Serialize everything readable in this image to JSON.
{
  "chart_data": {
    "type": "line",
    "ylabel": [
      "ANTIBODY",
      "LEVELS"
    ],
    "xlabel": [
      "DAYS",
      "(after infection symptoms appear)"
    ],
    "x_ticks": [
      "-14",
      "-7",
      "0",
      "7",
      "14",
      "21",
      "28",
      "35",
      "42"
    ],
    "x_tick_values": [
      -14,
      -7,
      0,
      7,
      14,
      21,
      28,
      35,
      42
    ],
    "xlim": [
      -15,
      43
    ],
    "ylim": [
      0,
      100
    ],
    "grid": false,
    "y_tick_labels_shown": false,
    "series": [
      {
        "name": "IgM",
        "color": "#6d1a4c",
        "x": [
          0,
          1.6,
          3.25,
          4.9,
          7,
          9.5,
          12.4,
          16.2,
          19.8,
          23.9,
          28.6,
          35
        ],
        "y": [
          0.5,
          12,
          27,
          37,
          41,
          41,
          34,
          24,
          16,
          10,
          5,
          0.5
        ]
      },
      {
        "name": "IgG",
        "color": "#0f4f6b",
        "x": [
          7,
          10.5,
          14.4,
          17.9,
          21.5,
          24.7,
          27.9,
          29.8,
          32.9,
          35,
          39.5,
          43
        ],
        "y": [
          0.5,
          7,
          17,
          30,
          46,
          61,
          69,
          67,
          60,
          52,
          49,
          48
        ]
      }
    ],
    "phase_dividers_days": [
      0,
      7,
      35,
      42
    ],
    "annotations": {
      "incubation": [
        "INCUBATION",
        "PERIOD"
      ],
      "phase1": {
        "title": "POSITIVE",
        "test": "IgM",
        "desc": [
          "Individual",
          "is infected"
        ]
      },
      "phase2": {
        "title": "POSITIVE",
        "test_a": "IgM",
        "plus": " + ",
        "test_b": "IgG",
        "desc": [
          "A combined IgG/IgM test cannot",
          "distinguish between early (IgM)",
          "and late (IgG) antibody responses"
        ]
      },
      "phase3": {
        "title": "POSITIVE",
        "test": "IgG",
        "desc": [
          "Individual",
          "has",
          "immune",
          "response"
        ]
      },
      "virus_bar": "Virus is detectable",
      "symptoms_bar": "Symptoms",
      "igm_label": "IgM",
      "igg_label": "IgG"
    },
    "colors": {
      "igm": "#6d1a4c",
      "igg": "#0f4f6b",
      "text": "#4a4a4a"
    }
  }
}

■ ■ ■ ■ ■ ■ ■

◆ Problem description:
All of the records above must be reproduced exactly.

◆ Task response:
Serialize everything readable in this image to JSON.
{
  "chart_data": {
    "type": "line",
    "ylabel": [
      "ANTIBODY",
      "LEVELS"
    ],
    "xlabel": [
      "DAYS",
      "(after infection symptoms appear)"
    ],
    "x_ticks": [
      "-14",
      "-7",
      "0",
      "7",
      "14",
      "21",
      "28",
      "35",
      "42"
    ],
    "x_tick_values": [
      -14,
      -7,
      0,
      7,
      14,
      21,
      28,
      35,
      42
    ],
    "xlim": [
      -15,
      43
    ],
    "ylim": [
      0,
      100
    ],
    "grid": false,
    "y_tick_labels_shown": false,
    "series": [
      {
        "name": "IgM",
        "color": "#6d1a4c",
        "x": [
          0,
          1.6,
          3.25,
          4.9,
          7,
          9.5,
          12.4,
          16.2,
          19.8,
          23.9,
          28.6,
          35
        ],
        "y": [
          0.5,
          12,
          27,
          37,
          41,
          41,
          34,
          24,
          16,
          10,
          5,
          0.5
        ]
      },
      {
        "name": "IgG",
        "color": "#0f4f6b",
        "x": [
          7,
          10.5,
          14.4,
          17.9,
          21.5,
          24.7,
          27.9,
          29.8,
          32.9,
          35,
          39.5,
          43
        ],
        "y": [
          0.5,
          7,
          17,
          30,
          46,
          61,
          69,
          67,
          60,
          52,
          49,
          48
        ]
      }
    ],
    "phase_dividers_days": [
      0,
      7,
      35,
      42
    ],
    "annotations": {
      "incubation": [
        "INCUBATION",
        "PERIOD"
      ],
      "phase1": {
        "title": "POSITIVE",
        "test": "IgM",
        "desc": [
          "Individual",
          "is infected"
        ]
      },
      "phase2": {
        "title": "POSITIVE",
        "test_a": "IgM",
        "plus": " + ",
        "test_b": "IgG",
        "desc": [
          "A combined IgG/IgM test cannot",
          "distinguish between early (IgM)",
          "and late (IgG) antibody responses"
        ]
      },
      "phase3": {
        "title": "POSITIVE",
        "test": "IgG",
        "desc": [
          "Individual",
          "has",
          "immune",
          "response"
        ]
      },
      "virus_bar": "Virus is detectable",
      "symptoms_bar": "Symptoms",
      "igm_label": "IgM",
      "igg_label": "IgG"
    },
    "colors": {
      "igm": "#6d1a4c",
      "igg": "#0f4f6b",
      "text": "#4a4a4a"
    }
  }
}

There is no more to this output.